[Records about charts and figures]
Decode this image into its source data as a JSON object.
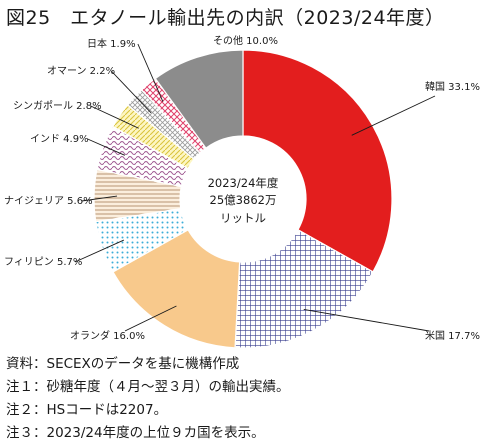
{
  "title": "図25　エタノール輸出先の内訳（2023/24年度）",
  "chart_data": {
    "type": "pie",
    "variant": "donut",
    "title": "図25　エタノール輸出先の内訳（2023/24年度）",
    "center_label": [
      "2023/24年度",
      "25億3862万",
      "リットル"
    ],
    "unit": "%",
    "slices": [
      {
        "name": "韓国",
        "value": 33.1,
        "label": "韓国 33.1%",
        "color": "#e31e1e",
        "pattern": "solid"
      },
      {
        "name": "米国",
        "value": 17.7,
        "label": "米国 17.7%",
        "color": "#3a3f8f",
        "pattern": "grid"
      },
      {
        "name": "オランダ",
        "value": 16.0,
        "label": "オランダ 16.0%",
        "color": "#f8c98c",
        "pattern": "solid"
      },
      {
        "name": "フィリピン",
        "value": 5.7,
        "label": "フィリピン 5.7%",
        "color": "#3aaed8",
        "pattern": "dots"
      },
      {
        "name": "ナイジェリア",
        "value": 5.6,
        "label": "ナイジェリア 5.6%",
        "color": "#c9a07a",
        "pattern": "hlines"
      },
      {
        "name": "インド",
        "value": 4.9,
        "label": "インド 4.9%",
        "color": "#b46fa6",
        "pattern": "waves"
      },
      {
        "name": "シンガポール",
        "value": 2.8,
        "label": "シンガポール 2.8%",
        "color": "#f2e36a",
        "pattern": "diag"
      },
      {
        "name": "オマーン",
        "value": 2.2,
        "label": "オマーン 2.2%",
        "color": "#9a9a9a",
        "pattern": "crossdiag"
      },
      {
        "name": "日本",
        "value": 1.9,
        "label": "日本 1.9%",
        "color": "#e0406a",
        "pattern": "diamonds"
      },
      {
        "name": "その他",
        "value": 10.0,
        "label": "その他 10.0%",
        "color": "#8c8c8c",
        "pattern": "solid"
      }
    ]
  },
  "notes": [
    "資料：SECEXのデータを基に機構作成",
    "注１：砂糖年度（４月～翌３月）の輸出実績。",
    "注２：HSコードは2207。",
    "注３：2023/24年度の上位９カ国を表示。"
  ]
}
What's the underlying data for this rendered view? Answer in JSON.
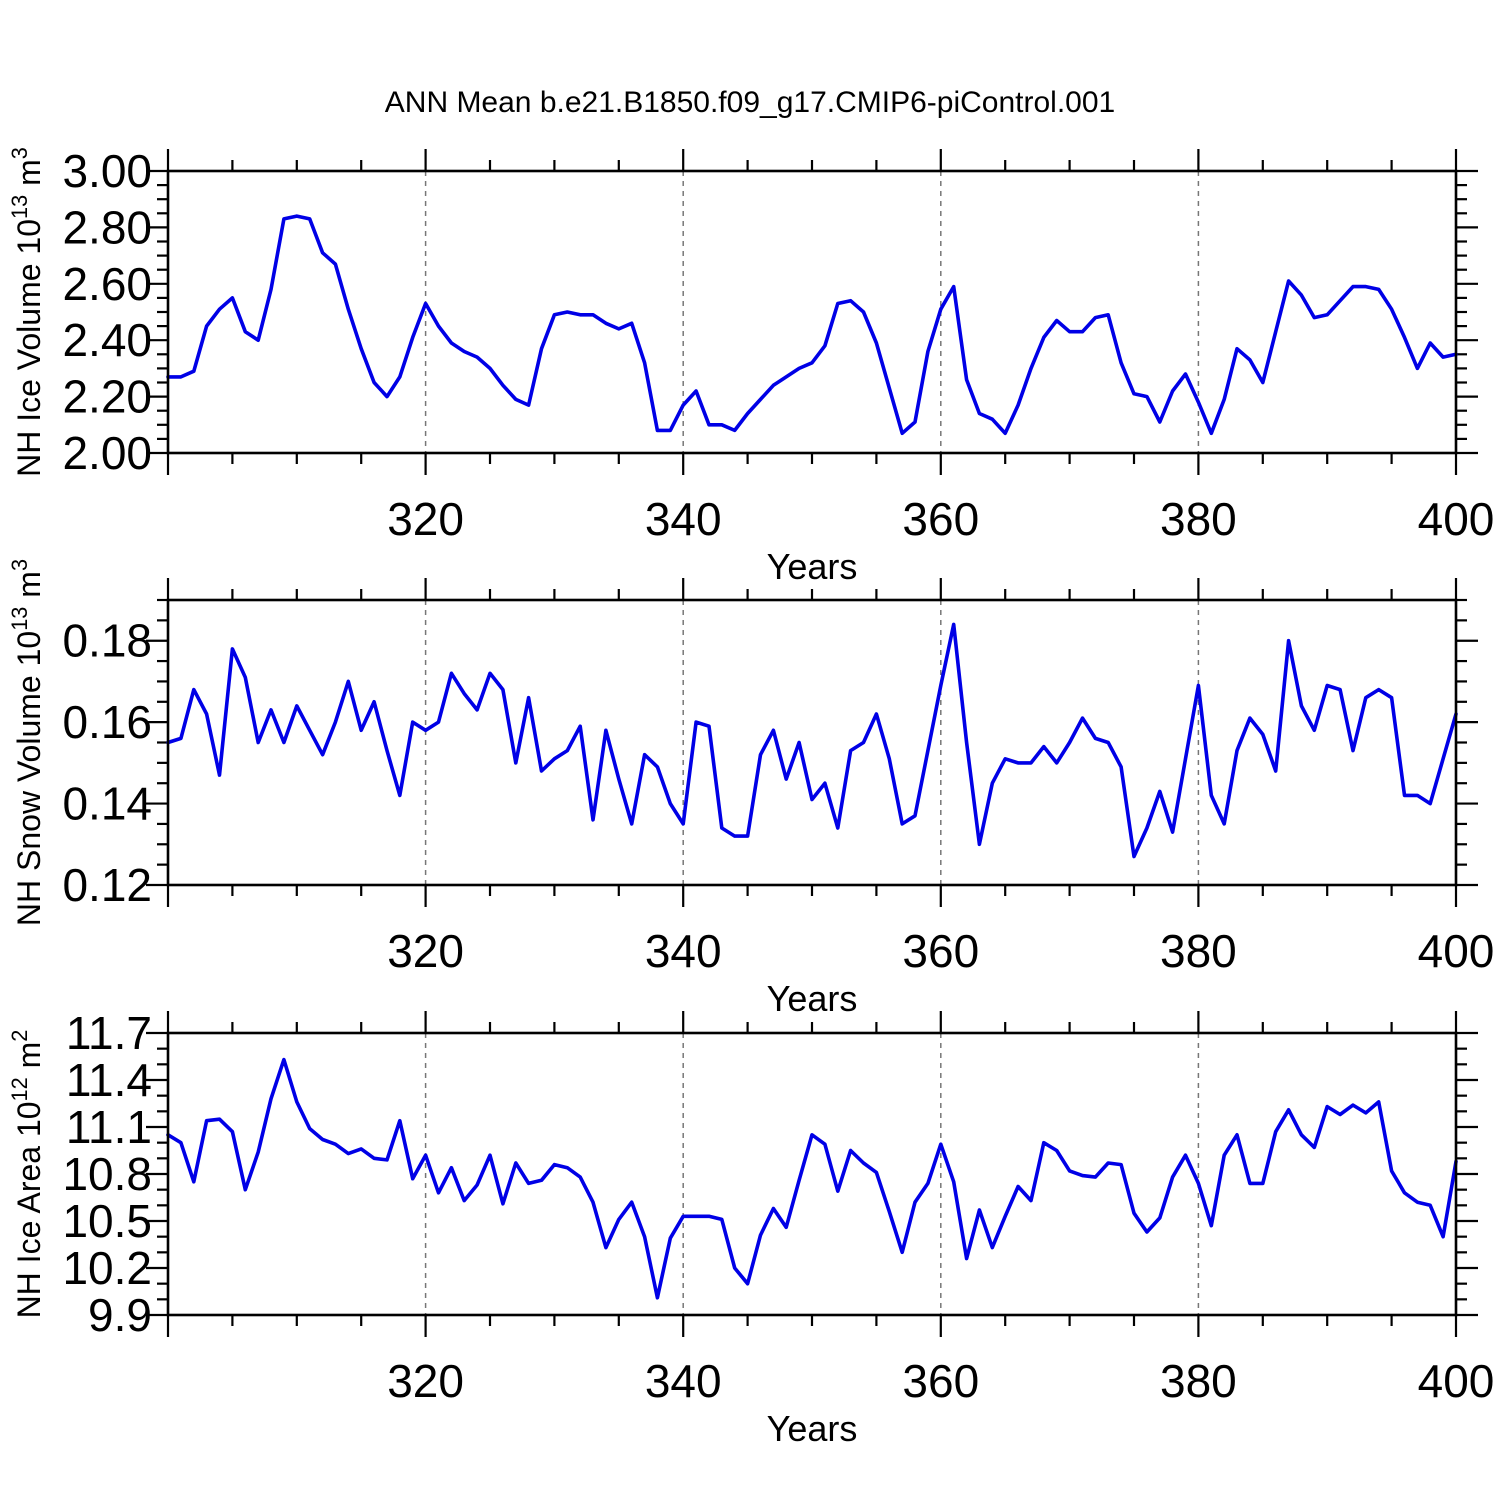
{
  "title": "ANN Mean b.e21.B1850.f09_g17.CMIP6-piControl.001",
  "colors": {
    "line": "#0000e6",
    "axis": "#000000",
    "gridline": "#777777",
    "text": "#000000",
    "background": "#ffffff"
  },
  "x_axis": {
    "label": "Years",
    "range": [
      300,
      400
    ],
    "major_ticks": [
      300,
      320,
      340,
      360,
      380,
      400
    ],
    "labeled_ticks": [
      320,
      340,
      360,
      380,
      400
    ],
    "tick_labels": [
      "320",
      "340",
      "360",
      "380",
      "400"
    ],
    "minor_step": 5,
    "dashed_gridlines": [
      320,
      340,
      360,
      380
    ]
  },
  "years": [
    300,
    301,
    302,
    303,
    304,
    305,
    306,
    307,
    308,
    309,
    310,
    311,
    312,
    313,
    314,
    315,
    316,
    317,
    318,
    319,
    320,
    321,
    322,
    323,
    324,
    325,
    326,
    327,
    328,
    329,
    330,
    331,
    332,
    333,
    334,
    335,
    336,
    337,
    338,
    339,
    340,
    341,
    342,
    343,
    344,
    345,
    346,
    347,
    348,
    349,
    350,
    351,
    352,
    353,
    354,
    355,
    356,
    357,
    358,
    359,
    360,
    361,
    362,
    363,
    364,
    365,
    366,
    367,
    368,
    369,
    370,
    371,
    372,
    373,
    374,
    375,
    376,
    377,
    378,
    379,
    380,
    381,
    382,
    383,
    384,
    385,
    386,
    387,
    388,
    389,
    390,
    391,
    392,
    393,
    394,
    395,
    396,
    397,
    398,
    399,
    400
  ],
  "chart_data": [
    {
      "type": "line",
      "name": "nh-ice-volume",
      "ylabel": "NH Ice Volume 10^13 m^3",
      "ylabel_parts": [
        {
          "t": "NH Ice Volume 10",
          "sup": false
        },
        {
          "t": "13",
          "sup": true
        },
        {
          "t": " m",
          "sup": false
        },
        {
          "t": "3",
          "sup": true
        }
      ],
      "ylim": [
        2.0,
        3.0
      ],
      "y_major_ticks": [
        2.0,
        2.2,
        2.4,
        2.6,
        2.8,
        3.0
      ],
      "y_tick_labels": [
        "2.00",
        "2.20",
        "2.40",
        "2.60",
        "2.80",
        "3.00"
      ],
      "y_minor_step": 0.05,
      "x": {
        "start": 300,
        "end": 400,
        "step": 1
      },
      "values": [
        2.27,
        2.27,
        2.29,
        2.45,
        2.51,
        2.55,
        2.43,
        2.4,
        2.58,
        2.83,
        2.84,
        2.83,
        2.71,
        2.67,
        2.51,
        2.37,
        2.25,
        2.2,
        2.27,
        2.41,
        2.53,
        2.45,
        2.39,
        2.36,
        2.34,
        2.3,
        2.24,
        2.19,
        2.17,
        2.37,
        2.49,
        2.5,
        2.49,
        2.49,
        2.46,
        2.44,
        2.46,
        2.32,
        2.08,
        2.08,
        2.17,
        2.22,
        2.1,
        2.1,
        2.08,
        2.14,
        2.19,
        2.24,
        2.27,
        2.3,
        2.32,
        2.38,
        2.53,
        2.54,
        2.5,
        2.39,
        2.23,
        2.07,
        2.11,
        2.36,
        2.51,
        2.59,
        2.26,
        2.14,
        2.12,
        2.07,
        2.17,
        2.3,
        2.41,
        2.47,
        2.43,
        2.43,
        2.48,
        2.49,
        2.32,
        2.21,
        2.2,
        2.11,
        2.22,
        2.28,
        2.18,
        2.07,
        2.19,
        2.37,
        2.33,
        2.25,
        2.43,
        2.61,
        2.56,
        2.48,
        2.49,
        2.54,
        2.59,
        2.59,
        2.58,
        2.51,
        2.41,
        2.3,
        2.39,
        2.34,
        2.35
      ]
    },
    {
      "type": "line",
      "name": "nh-snow-volume",
      "ylabel": "NH Snow Volume 10^13 m^3",
      "ylabel_parts": [
        {
          "t": "NH Snow Volume 10",
          "sup": false
        },
        {
          "t": "13",
          "sup": true
        },
        {
          "t": " m",
          "sup": false
        },
        {
          "t": "3",
          "sup": true
        }
      ],
      "ylim": [
        0.12,
        0.19
      ],
      "y_major_ticks": [
        0.12,
        0.14,
        0.16,
        0.18
      ],
      "y_tick_labels": [
        "0.12",
        "0.14",
        "0.16",
        "0.18"
      ],
      "y_minor_step": 0.005,
      "x": {
        "start": 300,
        "end": 400,
        "step": 1
      },
      "values": [
        0.155,
        0.156,
        0.168,
        0.162,
        0.147,
        0.178,
        0.171,
        0.155,
        0.163,
        0.155,
        0.164,
        0.158,
        0.152,
        0.16,
        0.17,
        0.158,
        0.165,
        0.153,
        0.142,
        0.16,
        0.158,
        0.16,
        0.172,
        0.167,
        0.163,
        0.172,
        0.168,
        0.15,
        0.166,
        0.148,
        0.151,
        0.153,
        0.159,
        0.136,
        0.158,
        0.146,
        0.135,
        0.152,
        0.149,
        0.14,
        0.135,
        0.16,
        0.159,
        0.134,
        0.132,
        0.132,
        0.152,
        0.158,
        0.146,
        0.155,
        0.141,
        0.145,
        0.134,
        0.153,
        0.155,
        0.162,
        0.151,
        0.135,
        0.137,
        0.153,
        0.169,
        0.184,
        0.155,
        0.13,
        0.145,
        0.151,
        0.15,
        0.15,
        0.154,
        0.15,
        0.155,
        0.161,
        0.156,
        0.155,
        0.149,
        0.127,
        0.134,
        0.143,
        0.133,
        0.151,
        0.169,
        0.142,
        0.135,
        0.153,
        0.161,
        0.157,
        0.148,
        0.18,
        0.164,
        0.158,
        0.169,
        0.168,
        0.153,
        0.166,
        0.168,
        0.166,
        0.142,
        0.142,
        0.14,
        0.151,
        0.162
      ]
    },
    {
      "type": "line",
      "name": "nh-ice-area",
      "ylabel": "NH Ice Area 10^12 m^2",
      "ylabel_parts": [
        {
          "t": "NH Ice Area 10",
          "sup": false
        },
        {
          "t": "12",
          "sup": true
        },
        {
          "t": " m",
          "sup": false
        },
        {
          "t": "2",
          "sup": true
        }
      ],
      "ylim": [
        9.9,
        11.7
      ],
      "y_major_ticks": [
        9.9,
        10.2,
        10.5,
        10.8,
        11.1,
        11.4,
        11.7
      ],
      "y_tick_labels": [
        "9.9",
        "10.2",
        "10.5",
        "10.8",
        "11.1",
        "11.4",
        "11.7"
      ],
      "y_minor_step": 0.1,
      "x": {
        "start": 300,
        "end": 400,
        "step": 1
      },
      "values": [
        11.05,
        11.0,
        10.75,
        11.14,
        11.15,
        11.07,
        10.7,
        10.94,
        11.28,
        11.53,
        11.26,
        11.09,
        11.02,
        10.99,
        10.93,
        10.96,
        10.9,
        10.89,
        11.14,
        10.77,
        10.92,
        10.68,
        10.84,
        10.63,
        10.73,
        10.92,
        10.61,
        10.87,
        10.74,
        10.76,
        10.86,
        10.84,
        10.78,
        10.62,
        10.33,
        10.51,
        10.62,
        10.4,
        10.01,
        10.39,
        10.53,
        10.53,
        10.53,
        10.51,
        10.2,
        10.1,
        10.41,
        10.58,
        10.46,
        10.76,
        11.05,
        10.99,
        10.69,
        10.95,
        10.87,
        10.81,
        10.56,
        10.3,
        10.62,
        10.74,
        10.99,
        10.75,
        10.26,
        10.57,
        10.33,
        10.53,
        10.72,
        10.63,
        11.0,
        10.95,
        10.82,
        10.79,
        10.78,
        10.87,
        10.86,
        10.55,
        10.43,
        10.52,
        10.78,
        10.92,
        10.74,
        10.47,
        10.92,
        11.05,
        10.74,
        10.74,
        11.07,
        11.21,
        11.05,
        10.97,
        11.23,
        11.18,
        11.24,
        11.19,
        11.26,
        10.82,
        10.68,
        10.62,
        10.6,
        10.4,
        10.88
      ]
    }
  ]
}
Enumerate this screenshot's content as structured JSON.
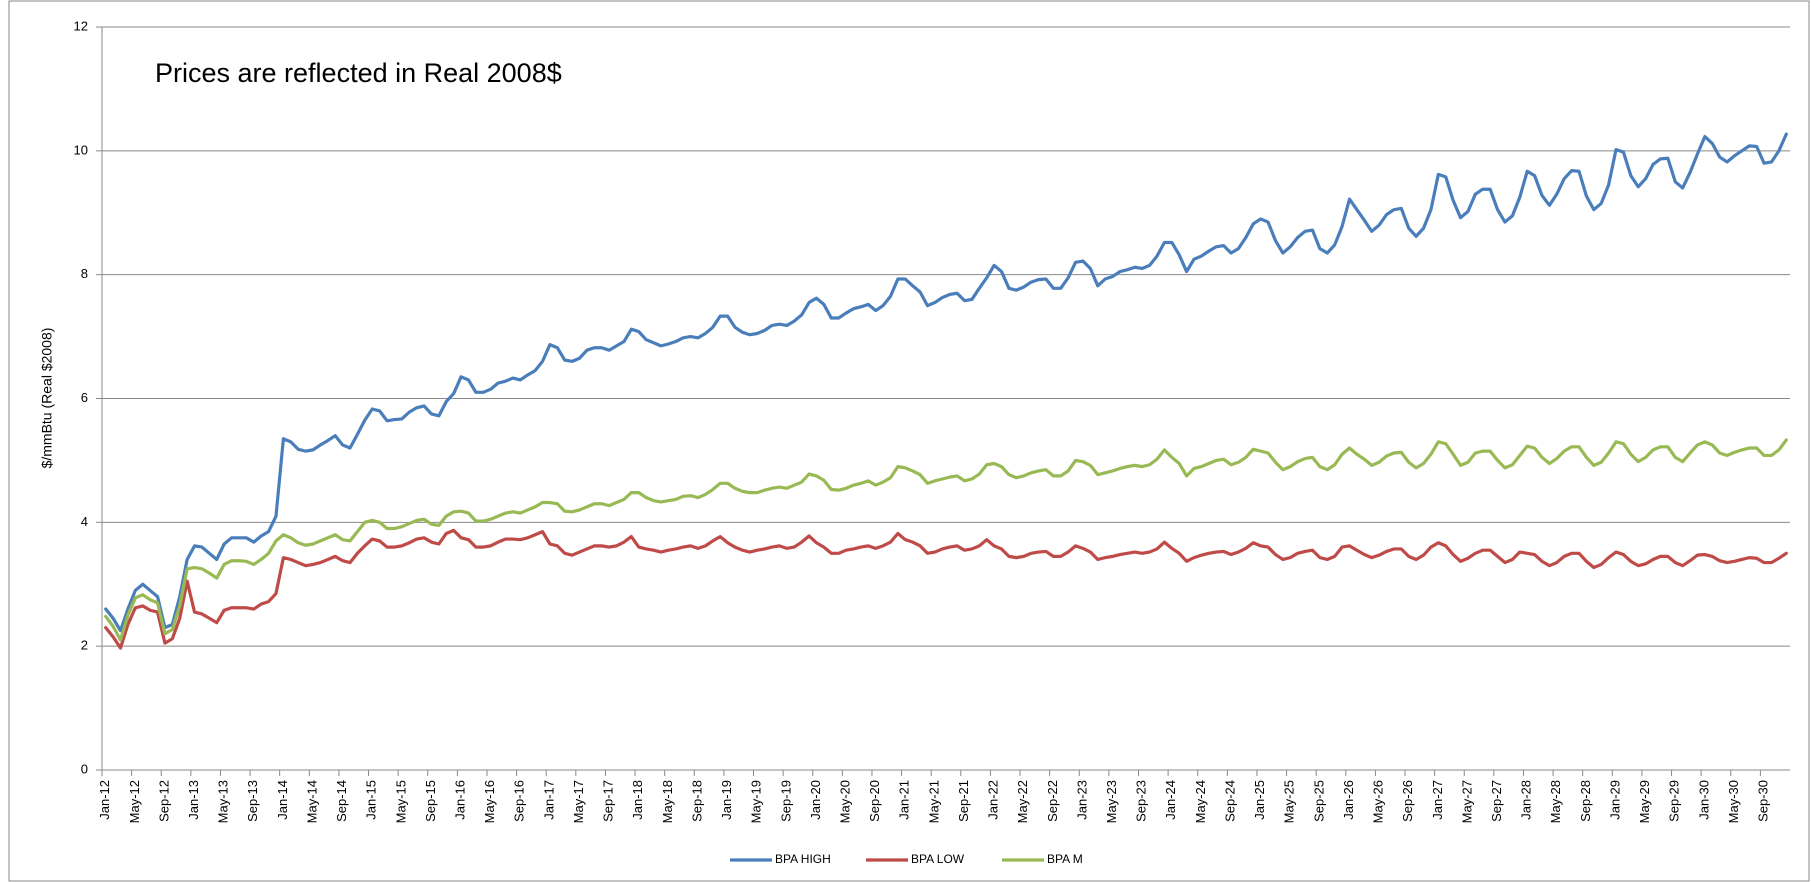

EXERCISE DETAILS: Scan the data above and copy every line with "this" in it.

RESPONSE TO THE EXERCISE:
Decode this image into its source data as a JSON object.
What's the underlying data for this rendered view? Answer in JSON.
Enumerate this screenshot's content as structured JSON.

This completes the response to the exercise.